[Entries supplied]
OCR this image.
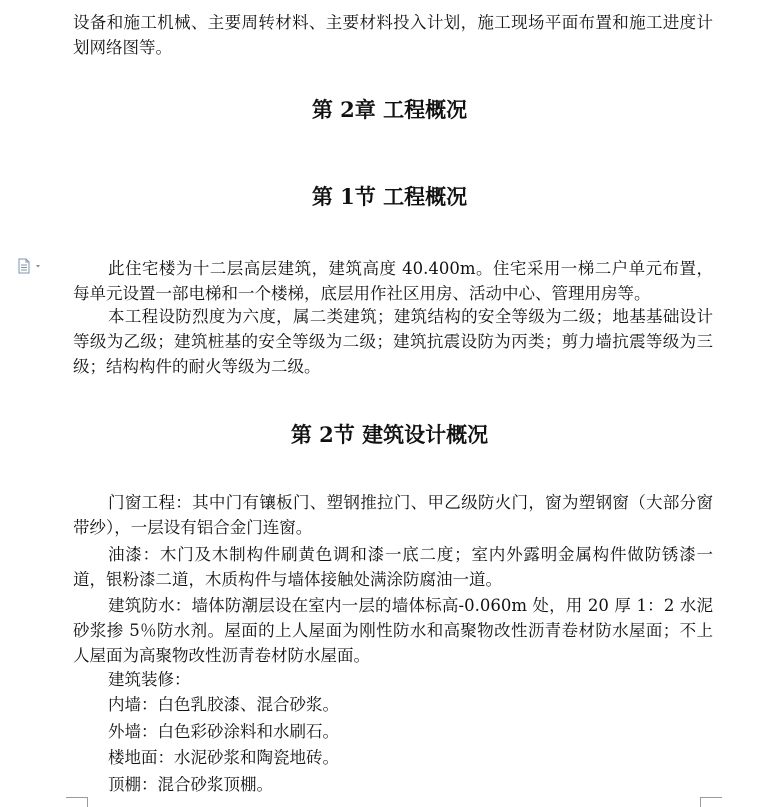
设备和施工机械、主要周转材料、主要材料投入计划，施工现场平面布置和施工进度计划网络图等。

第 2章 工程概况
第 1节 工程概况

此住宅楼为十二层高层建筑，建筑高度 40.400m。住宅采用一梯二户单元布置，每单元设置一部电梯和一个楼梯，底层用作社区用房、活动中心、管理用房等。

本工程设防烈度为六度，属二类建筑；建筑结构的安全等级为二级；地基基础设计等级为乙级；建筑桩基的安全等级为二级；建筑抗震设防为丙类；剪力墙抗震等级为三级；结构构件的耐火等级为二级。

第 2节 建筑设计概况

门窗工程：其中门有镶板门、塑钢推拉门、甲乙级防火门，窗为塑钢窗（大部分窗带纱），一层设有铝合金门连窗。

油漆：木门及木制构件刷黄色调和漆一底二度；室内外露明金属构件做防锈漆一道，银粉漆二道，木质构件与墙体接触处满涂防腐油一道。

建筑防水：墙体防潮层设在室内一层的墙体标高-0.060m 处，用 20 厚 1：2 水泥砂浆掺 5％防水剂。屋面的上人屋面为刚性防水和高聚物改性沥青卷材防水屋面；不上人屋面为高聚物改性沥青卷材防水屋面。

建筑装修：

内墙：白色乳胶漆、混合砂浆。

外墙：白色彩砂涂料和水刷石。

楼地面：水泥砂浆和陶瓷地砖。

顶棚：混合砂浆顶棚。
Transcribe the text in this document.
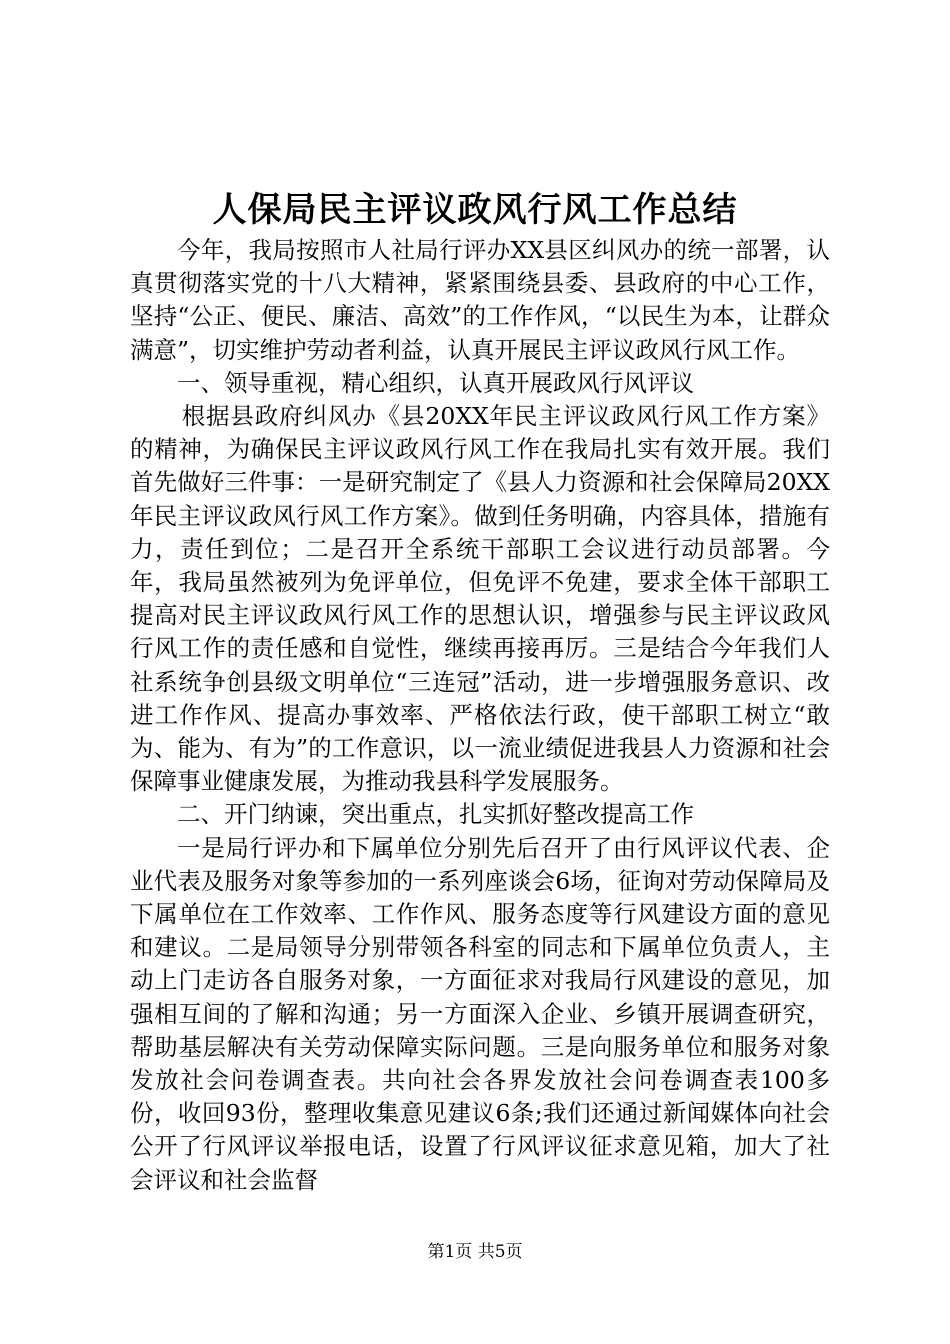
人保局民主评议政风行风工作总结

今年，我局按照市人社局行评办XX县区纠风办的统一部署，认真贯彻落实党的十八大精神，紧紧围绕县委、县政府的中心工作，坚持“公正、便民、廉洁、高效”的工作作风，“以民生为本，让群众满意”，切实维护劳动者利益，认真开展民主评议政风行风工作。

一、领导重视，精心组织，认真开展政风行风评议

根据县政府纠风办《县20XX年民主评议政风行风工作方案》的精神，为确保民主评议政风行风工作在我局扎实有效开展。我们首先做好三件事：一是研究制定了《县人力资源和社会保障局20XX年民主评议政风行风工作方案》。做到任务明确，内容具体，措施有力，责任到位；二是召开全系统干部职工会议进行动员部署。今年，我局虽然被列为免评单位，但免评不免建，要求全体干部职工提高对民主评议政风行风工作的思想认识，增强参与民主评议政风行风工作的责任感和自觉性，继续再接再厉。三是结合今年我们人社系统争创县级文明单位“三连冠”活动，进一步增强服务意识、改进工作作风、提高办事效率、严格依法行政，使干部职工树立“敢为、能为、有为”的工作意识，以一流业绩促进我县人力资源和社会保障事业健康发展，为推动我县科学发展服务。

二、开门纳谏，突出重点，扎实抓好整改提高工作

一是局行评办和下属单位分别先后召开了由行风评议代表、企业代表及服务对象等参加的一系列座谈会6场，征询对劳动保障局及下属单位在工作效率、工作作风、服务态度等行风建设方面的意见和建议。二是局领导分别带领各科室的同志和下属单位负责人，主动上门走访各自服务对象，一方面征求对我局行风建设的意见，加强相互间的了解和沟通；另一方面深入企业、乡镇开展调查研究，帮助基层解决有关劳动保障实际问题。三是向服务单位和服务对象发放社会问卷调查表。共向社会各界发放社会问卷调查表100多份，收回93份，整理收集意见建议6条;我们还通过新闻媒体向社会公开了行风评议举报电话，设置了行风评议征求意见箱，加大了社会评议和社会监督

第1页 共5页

[Exercise brief]
State how many lines in the records above contain the word "this", giving only the number.

[Reply]
2